**Listed entries**
###

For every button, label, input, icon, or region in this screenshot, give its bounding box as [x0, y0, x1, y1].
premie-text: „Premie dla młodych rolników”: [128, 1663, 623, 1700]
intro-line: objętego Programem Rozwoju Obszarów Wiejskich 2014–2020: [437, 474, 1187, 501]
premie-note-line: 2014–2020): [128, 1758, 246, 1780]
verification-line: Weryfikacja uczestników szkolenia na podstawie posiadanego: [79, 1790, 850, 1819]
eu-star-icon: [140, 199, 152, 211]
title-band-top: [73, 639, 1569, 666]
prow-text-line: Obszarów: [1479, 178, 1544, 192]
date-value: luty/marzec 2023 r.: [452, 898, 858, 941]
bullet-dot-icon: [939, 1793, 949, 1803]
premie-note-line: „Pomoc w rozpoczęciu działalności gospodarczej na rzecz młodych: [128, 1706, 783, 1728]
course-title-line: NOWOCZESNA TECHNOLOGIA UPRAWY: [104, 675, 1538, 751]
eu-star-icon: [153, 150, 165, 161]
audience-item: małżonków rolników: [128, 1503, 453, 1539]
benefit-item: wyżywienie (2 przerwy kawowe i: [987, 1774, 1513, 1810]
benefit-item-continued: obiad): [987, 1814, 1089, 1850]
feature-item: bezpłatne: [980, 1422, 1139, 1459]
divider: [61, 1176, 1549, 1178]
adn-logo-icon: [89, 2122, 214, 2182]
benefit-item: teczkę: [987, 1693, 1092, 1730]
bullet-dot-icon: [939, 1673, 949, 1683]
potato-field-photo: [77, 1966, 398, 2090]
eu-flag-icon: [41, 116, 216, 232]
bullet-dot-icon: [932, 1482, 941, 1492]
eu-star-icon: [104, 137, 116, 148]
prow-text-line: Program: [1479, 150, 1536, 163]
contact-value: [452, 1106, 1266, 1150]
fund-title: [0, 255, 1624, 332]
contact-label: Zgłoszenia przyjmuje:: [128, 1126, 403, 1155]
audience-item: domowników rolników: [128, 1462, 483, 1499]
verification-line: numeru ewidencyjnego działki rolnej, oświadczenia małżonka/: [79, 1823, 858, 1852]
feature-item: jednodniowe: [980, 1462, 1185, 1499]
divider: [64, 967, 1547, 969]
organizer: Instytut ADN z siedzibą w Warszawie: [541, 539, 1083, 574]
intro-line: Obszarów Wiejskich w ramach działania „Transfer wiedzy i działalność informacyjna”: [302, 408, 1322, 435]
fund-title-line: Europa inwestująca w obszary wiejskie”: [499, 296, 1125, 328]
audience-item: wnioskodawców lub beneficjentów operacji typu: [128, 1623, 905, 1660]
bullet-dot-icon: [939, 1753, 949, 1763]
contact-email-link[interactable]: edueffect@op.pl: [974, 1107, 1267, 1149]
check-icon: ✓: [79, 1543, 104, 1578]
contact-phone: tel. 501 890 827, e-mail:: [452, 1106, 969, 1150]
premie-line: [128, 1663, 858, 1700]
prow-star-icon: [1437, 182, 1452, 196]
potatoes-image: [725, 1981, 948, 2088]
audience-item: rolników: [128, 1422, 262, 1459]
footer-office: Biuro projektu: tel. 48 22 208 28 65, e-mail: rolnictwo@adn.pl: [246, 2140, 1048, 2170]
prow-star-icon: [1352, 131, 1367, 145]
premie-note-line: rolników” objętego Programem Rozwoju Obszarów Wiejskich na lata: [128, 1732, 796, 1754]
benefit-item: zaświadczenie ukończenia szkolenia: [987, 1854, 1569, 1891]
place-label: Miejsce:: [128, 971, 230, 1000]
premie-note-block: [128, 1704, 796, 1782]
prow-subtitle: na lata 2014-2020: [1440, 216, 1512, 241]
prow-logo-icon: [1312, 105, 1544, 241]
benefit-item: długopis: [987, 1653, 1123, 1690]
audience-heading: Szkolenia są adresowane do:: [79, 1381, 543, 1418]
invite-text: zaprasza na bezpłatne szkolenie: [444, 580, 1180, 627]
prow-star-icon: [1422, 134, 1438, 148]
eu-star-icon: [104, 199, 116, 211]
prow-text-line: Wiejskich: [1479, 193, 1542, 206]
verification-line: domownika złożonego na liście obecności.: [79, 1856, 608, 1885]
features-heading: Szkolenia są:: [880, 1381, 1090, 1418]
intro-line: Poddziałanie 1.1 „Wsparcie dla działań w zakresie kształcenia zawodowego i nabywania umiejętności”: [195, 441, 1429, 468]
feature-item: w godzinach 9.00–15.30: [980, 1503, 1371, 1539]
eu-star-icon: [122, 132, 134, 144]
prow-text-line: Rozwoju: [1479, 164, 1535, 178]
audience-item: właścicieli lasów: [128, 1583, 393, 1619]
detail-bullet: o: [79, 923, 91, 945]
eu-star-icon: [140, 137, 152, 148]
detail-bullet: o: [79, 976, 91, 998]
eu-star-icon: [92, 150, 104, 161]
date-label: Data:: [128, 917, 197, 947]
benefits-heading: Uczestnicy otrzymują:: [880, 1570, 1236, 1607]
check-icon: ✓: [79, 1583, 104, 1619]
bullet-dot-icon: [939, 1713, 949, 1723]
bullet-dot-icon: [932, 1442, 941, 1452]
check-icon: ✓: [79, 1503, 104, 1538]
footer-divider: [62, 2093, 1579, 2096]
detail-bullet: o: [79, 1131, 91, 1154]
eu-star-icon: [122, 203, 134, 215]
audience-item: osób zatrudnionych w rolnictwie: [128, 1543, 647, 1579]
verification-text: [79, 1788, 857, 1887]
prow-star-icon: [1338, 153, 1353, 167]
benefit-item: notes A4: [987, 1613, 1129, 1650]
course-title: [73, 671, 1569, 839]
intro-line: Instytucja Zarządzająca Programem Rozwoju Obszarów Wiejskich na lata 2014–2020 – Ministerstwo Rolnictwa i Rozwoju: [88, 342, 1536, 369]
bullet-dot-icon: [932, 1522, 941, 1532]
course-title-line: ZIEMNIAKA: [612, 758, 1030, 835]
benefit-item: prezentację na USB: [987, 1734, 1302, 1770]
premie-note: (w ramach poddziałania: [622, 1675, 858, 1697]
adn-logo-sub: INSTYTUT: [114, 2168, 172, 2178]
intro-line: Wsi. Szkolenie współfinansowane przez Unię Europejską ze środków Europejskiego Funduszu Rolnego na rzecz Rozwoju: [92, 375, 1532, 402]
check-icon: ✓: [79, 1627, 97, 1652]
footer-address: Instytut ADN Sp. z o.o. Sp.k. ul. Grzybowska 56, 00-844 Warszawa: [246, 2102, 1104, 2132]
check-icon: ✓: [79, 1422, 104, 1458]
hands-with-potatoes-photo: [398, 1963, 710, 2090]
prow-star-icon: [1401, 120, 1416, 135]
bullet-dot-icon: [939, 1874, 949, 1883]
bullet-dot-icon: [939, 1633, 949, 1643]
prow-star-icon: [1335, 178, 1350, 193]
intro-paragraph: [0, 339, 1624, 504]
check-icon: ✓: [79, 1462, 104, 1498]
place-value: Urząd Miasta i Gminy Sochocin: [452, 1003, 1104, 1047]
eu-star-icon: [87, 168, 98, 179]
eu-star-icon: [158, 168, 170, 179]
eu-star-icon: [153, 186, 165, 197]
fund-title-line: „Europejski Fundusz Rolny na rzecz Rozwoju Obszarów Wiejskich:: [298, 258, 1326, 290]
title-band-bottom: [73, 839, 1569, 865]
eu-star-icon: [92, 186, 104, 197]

###

**What this task involves**
Convert the rows from the first one up to and including the row with "bullet-dot-icon: [939, 1793, 949, 1803]" into a JSON list of strings, one string per row, skipping any blank rows.

**Answer for this exercise**
[
  "For every button, label, input, icon, or region in this screenshot, give its bounding box as [x0, y0, x1, y1].",
  "premie-text: „Premie dla młodych rolników”: [128, 1663, 623, 1700]",
  "intro-line: objętego Programem Rozwoju Obszarów Wiejskich 2014–2020: [437, 474, 1187, 501]",
  "premie-note-line: 2014–2020): [128, 1758, 246, 1780]",
  "verification-line: Weryfikacja uczestników szkolenia na podstawie posiadanego: [79, 1790, 850, 1819]",
  "eu-star-icon: [140, 199, 152, 211]",
  "title-band-top: [73, 639, 1569, 666]",
  "prow-text-line: Obszarów: [1479, 178, 1544, 192]",
  "date-value: luty/marzec 2023 r.: [452, 898, 858, 941]",
  "bullet-dot-icon: [939, 1793, 949, 1803]"
]